>>>
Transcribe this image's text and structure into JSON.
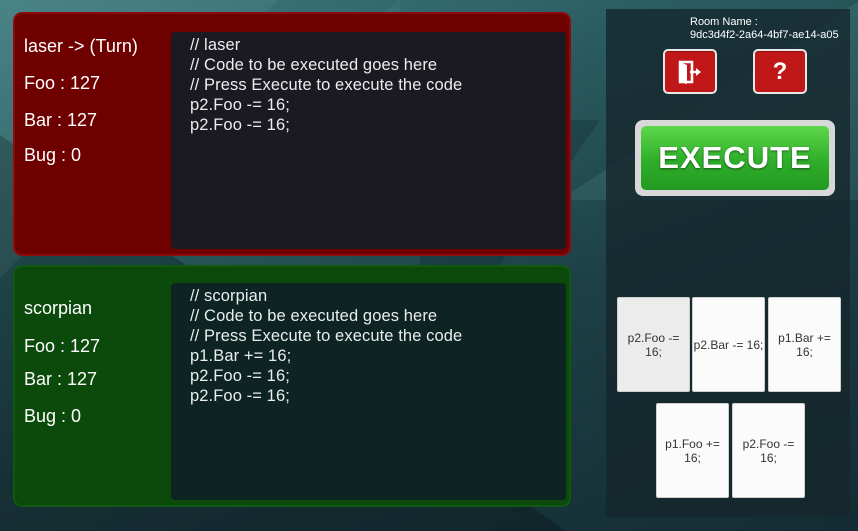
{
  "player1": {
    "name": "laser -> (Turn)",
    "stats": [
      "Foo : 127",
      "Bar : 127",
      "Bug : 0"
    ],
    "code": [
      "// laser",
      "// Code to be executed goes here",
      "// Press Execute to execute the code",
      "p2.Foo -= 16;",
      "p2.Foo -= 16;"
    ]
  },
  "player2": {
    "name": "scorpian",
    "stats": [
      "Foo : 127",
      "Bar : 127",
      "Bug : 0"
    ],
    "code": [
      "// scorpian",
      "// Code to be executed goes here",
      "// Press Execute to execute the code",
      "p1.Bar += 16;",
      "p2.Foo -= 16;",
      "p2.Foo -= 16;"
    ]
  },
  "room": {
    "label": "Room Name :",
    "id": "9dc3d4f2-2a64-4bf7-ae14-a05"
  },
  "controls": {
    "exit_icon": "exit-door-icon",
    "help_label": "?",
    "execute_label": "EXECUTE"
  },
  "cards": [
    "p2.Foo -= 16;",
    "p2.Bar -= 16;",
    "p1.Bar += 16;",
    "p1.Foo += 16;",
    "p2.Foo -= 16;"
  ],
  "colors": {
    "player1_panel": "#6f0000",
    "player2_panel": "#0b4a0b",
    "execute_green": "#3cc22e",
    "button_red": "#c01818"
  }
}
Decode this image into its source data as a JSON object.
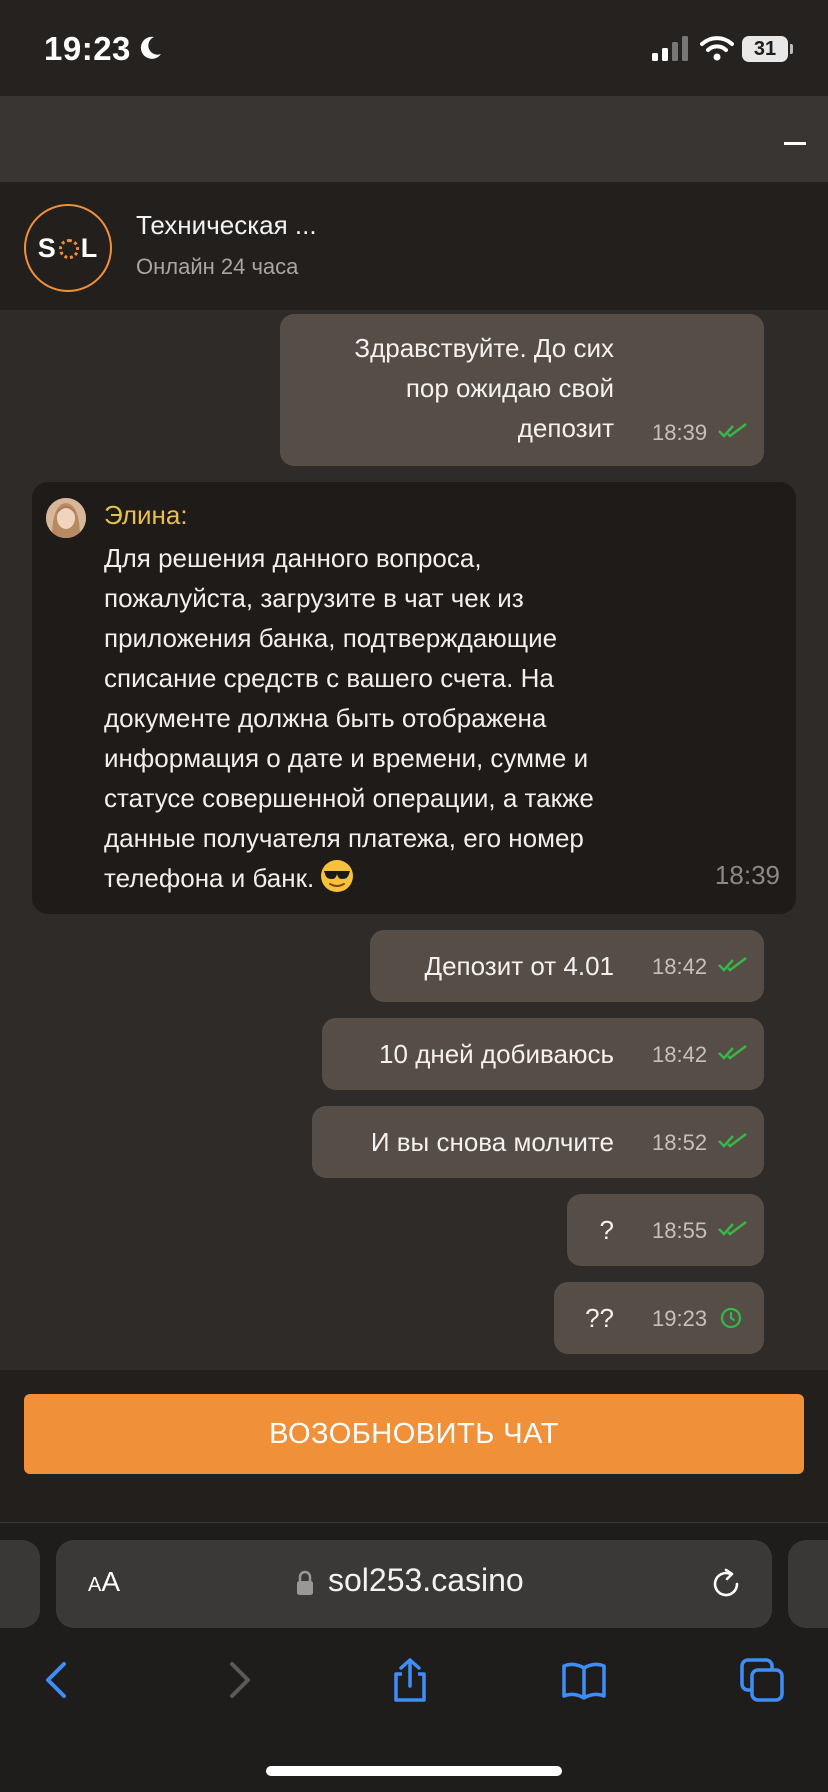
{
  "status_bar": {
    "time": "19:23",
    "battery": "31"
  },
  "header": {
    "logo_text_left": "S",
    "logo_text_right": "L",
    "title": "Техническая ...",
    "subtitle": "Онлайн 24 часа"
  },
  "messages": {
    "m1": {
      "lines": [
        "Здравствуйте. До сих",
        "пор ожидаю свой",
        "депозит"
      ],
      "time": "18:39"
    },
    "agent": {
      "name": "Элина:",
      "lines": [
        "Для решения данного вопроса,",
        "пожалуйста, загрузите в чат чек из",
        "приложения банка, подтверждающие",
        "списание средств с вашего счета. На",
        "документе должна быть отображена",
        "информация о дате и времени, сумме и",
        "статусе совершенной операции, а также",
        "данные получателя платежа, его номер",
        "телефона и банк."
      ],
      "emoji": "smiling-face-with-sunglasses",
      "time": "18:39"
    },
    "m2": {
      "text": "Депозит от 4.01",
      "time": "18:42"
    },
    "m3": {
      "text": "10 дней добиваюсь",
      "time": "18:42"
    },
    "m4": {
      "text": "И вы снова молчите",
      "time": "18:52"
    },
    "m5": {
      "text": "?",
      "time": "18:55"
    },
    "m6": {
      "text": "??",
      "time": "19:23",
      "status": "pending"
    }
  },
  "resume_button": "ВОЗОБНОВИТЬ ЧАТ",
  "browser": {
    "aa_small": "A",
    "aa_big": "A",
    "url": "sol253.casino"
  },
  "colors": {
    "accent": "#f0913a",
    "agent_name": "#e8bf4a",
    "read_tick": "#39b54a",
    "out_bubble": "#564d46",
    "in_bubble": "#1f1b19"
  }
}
<<<
* **Given task**
Return each line from the material above exactly, but not the pictures.

* **Complete answer**
Transcribe this image's text and structure into JSON.
{
  "player1": {
    "name": "laser -> (Turn)",
    "stats": [
      "Foo : 127",
      "Bar : 127",
      "Bug : 0"
    ],
    "code": [
      "// laser",
      "// Code to be executed goes here",
      "// Press Execute to execute the code",
      "p2.Foo -= 16;",
      "p2.Foo -= 16;"
    ]
  },
  "player2": {
    "name": "scorpian",
    "stats": [
      "Foo : 127",
      "Bar : 127",
      "Bug : 0"
    ],
    "code": [
      "// scorpian",
      "// Code to be executed goes here",
      "// Press Execute to execute the code",
      "p1.Bar += 16;",
      "p2.Foo -= 16;",
      "p2.Foo -= 16;"
    ]
  },
  "room": {
    "label": "Room Name :",
    "id": "9dc3d4f2-2a64-4bf7-ae14-a05"
  },
  "controls": {
    "exit_icon": "exit-door-icon",
    "help_label": "?",
    "execute_label": "EXECUTE"
  },
  "cards": [
    "p2.Foo -= 16;",
    "p2.Bar -= 16;",
    "p1.Bar += 16;",
    "p1.Foo += 16;",
    "p2.Foo -= 16;"
  ],
  "colors": {
    "player1_panel": "#6f0000",
    "player2_panel": "#0b4a0b",
    "execute_green": "#3cc22e",
    "button_red": "#c01818"
  }
}
Decode this image into its source data as a JSON object.
{
  "status_bar": {
    "time": "19:23",
    "battery": "31"
  },
  "header": {
    "logo_text_left": "S",
    "logo_text_right": "L",
    "title": "Техническая ...",
    "subtitle": "Онлайн 24 часа"
  },
  "messages": {
    "m1": {
      "lines": [
        "Здравствуйте. До сих",
        "пор ожидаю свой",
        "депозит"
      ],
      "time": "18:39"
    },
    "agent": {
      "name": "Элина:",
      "lines": [
        "Для решения данного вопроса,",
        "пожалуйста, загрузите в чат чек из",
        "приложения банка, подтверждающие",
        "списание средств с вашего счета. На",
        "документе должна быть отображена",
        "информация о дате и времени, сумме и",
        "статусе совершенной операции, а также",
        "данные получателя платежа, его номер",
        "телефона и банк."
      ],
      "emoji": "smiling-face-with-sunglasses",
      "time": "18:39"
    },
    "m2": {
      "text": "Депозит от 4.01",
      "time": "18:42"
    },
    "m3": {
      "text": "10 дней добиваюсь",
      "time": "18:42"
    },
    "m4": {
      "text": "И вы снова молчите",
      "time": "18:52"
    },
    "m5": {
      "text": "?",
      "time": "18:55"
    },
    "m6": {
      "text": "??",
      "time": "19:23",
      "status": "pending"
    }
  },
  "resume_button": "ВОЗОБНОВИТЬ ЧАТ",
  "browser": {
    "aa_small": "A",
    "aa_big": "A",
    "url": "sol253.casino"
  },
  "colors": {
    "accent": "#f0913a",
    "agent_name": "#e8bf4a",
    "read_tick": "#39b54a",
    "out_bubble": "#564d46",
    "in_bubble": "#1f1b19"
  }
}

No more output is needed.